INFORMATION SUPPLIED:
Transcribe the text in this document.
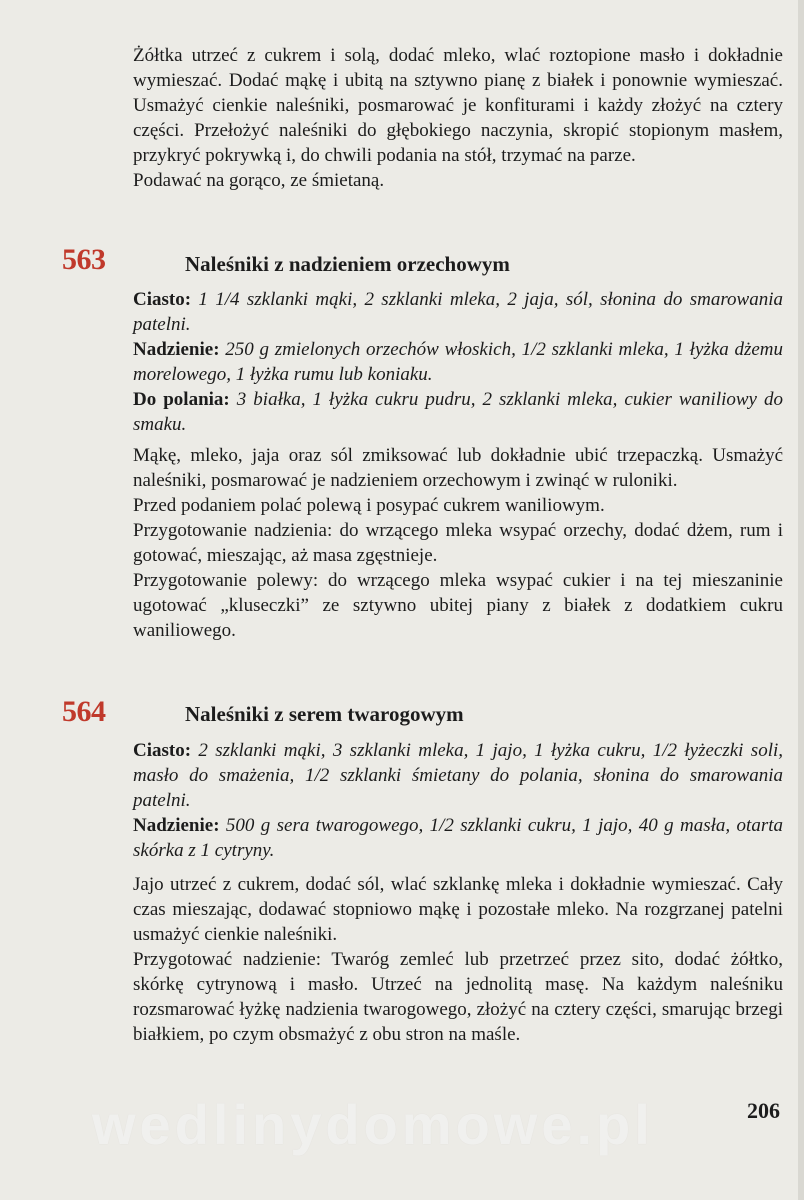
Żółtka utrzeć z cukrem i solą, dodać mleko, wlać roztopione masło i dokładnie wymieszać. Dodać mąkę i ubitą na sztywno pianę z białek i ponownie wymieszać. Usmażyć cienkie naleśniki, posmarować je konfiturami i każdy złożyć na cztery części. Przełożyć naleśniki do głębokiego naczynia, skropić stopionym masłem, przykryć pokrywką i, do chwili podania na stół, trzymać na parze.

Podawać na gorąco, ze śmietaną.

563	Naleśniki z nadzieniem orzechowym

Ciasto: 1 1/4 szklanki mąki, 2 szklanki mleka, 2 jaja, sól, słonina do smarowania patelni.

Nadzienie: 250 g zmielonych orzechów włoskich, 1/2 szklanki mleka, 1 łyżka dżemu morelowego, 1 łyżka rumu lub koniaku.

Do polania: 3 białka, 1 łyżka cukru pudru, 2 szklanki mleka, cukier waniliowy do smaku.

Mąkę, mleko, jaja oraz sól zmiksować lub dokładnie ubić trzepaczką. Usmażyć naleśniki, posmarować je nadzieniem orzechowym i zwinąć w ruloniki.

Przed podaniem polać polewą i posypać cukrem waniliowym.

Przygotowanie nadzienia: do wrzącego mleka wsypać orzechy, dodać dżem, rum i gotować, mieszając, aż masa zgęstnieje.

Przygotowanie polewy: do wrzącego mleka wsypać cukier i na tej mieszaninie ugotować „kluseczki” ze sztywno ubitej piany z białek z dodatkiem cukru waniliowego.

564	Naleśniki z serem twarogowym

Ciasto: 2 szklanki mąki, 3 szklanki mleka, 1 jajo, 1 łyżka cukru, 1/2 łyżeczki soli, masło do smażenia, 1/2 szklanki śmietany do polania, słonina do smarowania patelni.

Nadzienie: 500 g sera twarogowego, 1/2 szklanki cukru, 1 jajo, 40 g masła, otarta skórka z 1 cytryny.

Jajo utrzeć z cukrem, dodać sól, wlać szklankę mleka i dokładnie wymieszać. Cały czas mieszając, dodawać stopniowo mąkę i pozostałe mleko. Na rozgrzanej patelni usmażyć cienkie naleśniki.

Przygotować nadzienie: Twaróg zemleć lub przetrzeć przez sito, dodać żółtko, skórkę cytrynową i masło. Utrzeć na jednolitą masę. Na każdym naleśniku rozsmarować łyżkę nadzienia twarogowego, złożyć na cztery części, smarując brzegi białkiem, po czym obsmażyć z obu stron na maśle.

wedlinydomowe.pl	206
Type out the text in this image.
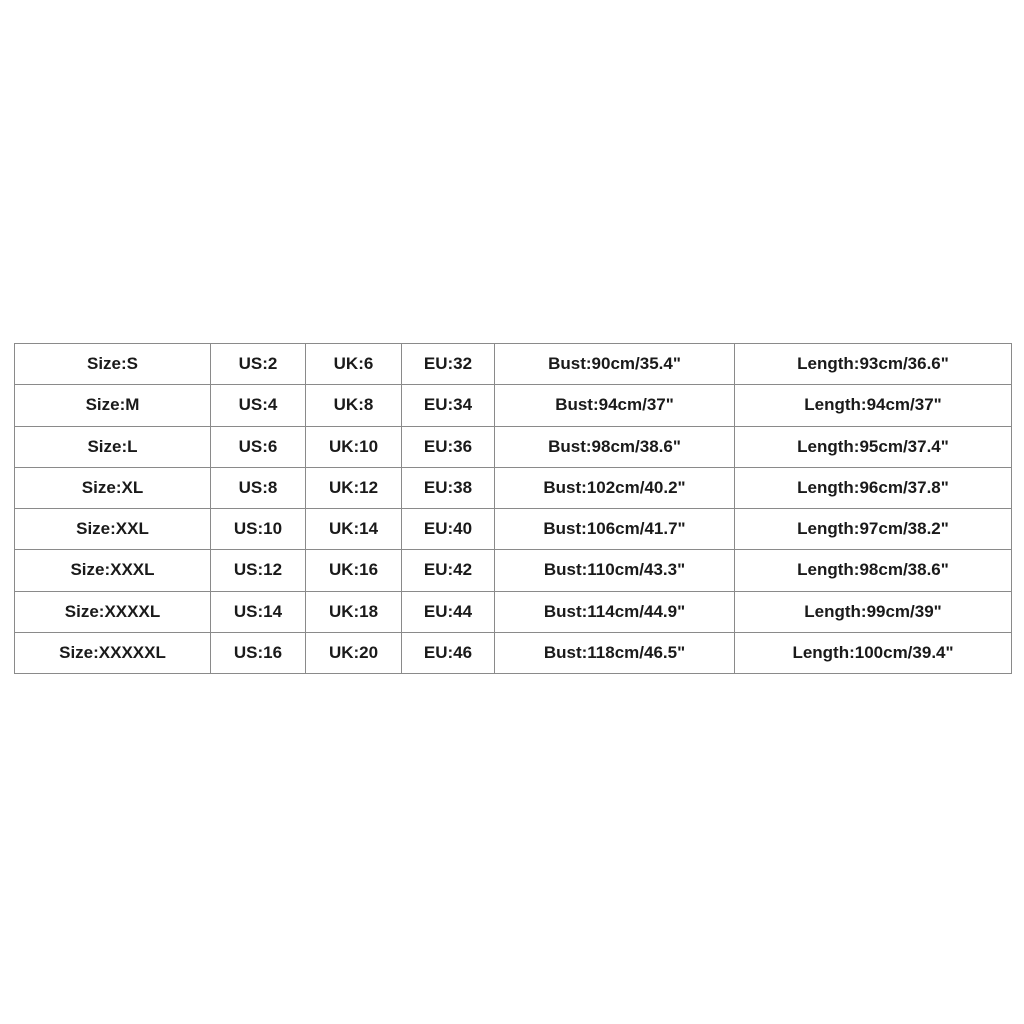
Size:S	US:2	UK:6	EU:32	Bust:90cm/35.4"	Length:93cm/36.6"
Size:M	US:4	UK:8	EU:34	Bust:94cm/37"	Length:94cm/37"
Size:L	US:6	UK:10	EU:36	Bust:98cm/38.6"	Length:95cm/37.4"
Size:XL	US:8	UK:12	EU:38	Bust:102cm/40.2"	Length:96cm/37.8"
Size:XXL	US:10	UK:14	EU:40	Bust:106cm/41.7"	Length:97cm/38.2"
Size:XXXL	US:12	UK:16	EU:42	Bust:110cm/43.3"	Length:98cm/38.6"
Size:XXXXL	US:14	UK:18	EU:44	Bust:114cm/44.9"	Length:99cm/39"
Size:XXXXXL	US:16	UK:20	EU:46	Bust:118cm/46.5"	Length:100cm/39.4"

TASK PROMPT: Repeat each record exactly, with the pictures left out.

REPLY TO THE TASK:
Transcribe the text in this document.
Żółtka utrzeć z cukrem i solą, dodać mleko, wlać roztopione masło i dokładnie wymieszać. Dodać mąkę i ubitą na sztywno pianę z białek i ponownie wymieszać. Usmażyć cienkie naleśniki, posmarować je konfiturami i każdy złożyć na cztery części. Przełożyć naleśniki do głębokiego naczynia, skropić stopionym masłem, przykryć pokrywką i, do chwili podania na stół, trzymać na parze.

Podawać na gorąco, ze śmietaną.

563	Naleśniki z nadzieniem orzechowym

Ciasto: 1 1/4 szklanki mąki, 2 szklanki mleka, 2 jaja, sól, słonina do smarowania patelni.

Nadzienie: 250 g zmielonych orzechów włoskich, 1/2 szklanki mleka, 1 łyżka dżemu morelowego, 1 łyżka rumu lub koniaku.

Do polania: 3 białka, 1 łyżka cukru pudru, 2 szklanki mleka, cukier waniliowy do smaku.

Mąkę, mleko, jaja oraz sól zmiksować lub dokładnie ubić trzepaczką. Usmażyć naleśniki, posmarować je nadzieniem orzechowym i zwinąć w ruloniki.

Przed podaniem polać polewą i posypać cukrem waniliowym.

Przygotowanie nadzienia: do wrzącego mleka wsypać orzechy, dodać dżem, rum i gotować, mieszając, aż masa zgęstnieje.

Przygotowanie polewy: do wrzącego mleka wsypać cukier i na tej mieszaninie ugotować „kluseczki” ze sztywno ubitej piany z białek z dodatkiem cukru waniliowego.

564	Naleśniki z serem twarogowym

Ciasto: 2 szklanki mąki, 3 szklanki mleka, 1 jajo, 1 łyżka cukru, 1/2 łyżeczki soli, masło do smażenia, 1/2 szklanki śmietany do polania, słonina do smarowania patelni.

Nadzienie: 500 g sera twarogowego, 1/2 szklanki cukru, 1 jajo, 40 g masła, otarta skórka z 1 cytryny.

Jajo utrzeć z cukrem, dodać sól, wlać szklankę mleka i dokładnie wymieszać. Cały czas mieszając, dodawać stopniowo mąkę i pozostałe mleko. Na rozgrzanej patelni usmażyć cienkie naleśniki.

Przygotować nadzienie: Twaróg zemleć lub przetrzeć przez sito, dodać żółtko, skórkę cytrynową i masło. Utrzeć na jednolitą masę. Na każdym naleśniku rozsmarować łyżkę nadzienia twarogowego, złożyć na cztery części, smarując brzegi białkiem, po czym obsmażyć z obu stron na maśle.

wedlinydomowe.pl	206
Type out the text in this image.
Size:S	US:2	UK:6	EU:32	Bust:90cm/35.4"	Length:93cm/36.6"
Size:M	US:4	UK:8	EU:34	Bust:94cm/37"	Length:94cm/37"
Size:L	US:6	UK:10	EU:36	Bust:98cm/38.6"	Length:95cm/37.4"
Size:XL	US:8	UK:12	EU:38	Bust:102cm/40.2"	Length:96cm/37.8"
Size:XXL	US:10	UK:14	EU:40	Bust:106cm/41.7"	Length:97cm/38.2"
Size:XXXL	US:12	UK:16	EU:42	Bust:110cm/43.3"	Length:98cm/38.6"
Size:XXXXL	US:14	UK:18	EU:44	Bust:114cm/44.9"	Length:99cm/39"
Size:XXXXXL	US:16	UK:20	EU:46	Bust:118cm/46.5"	Length:100cm/39.4"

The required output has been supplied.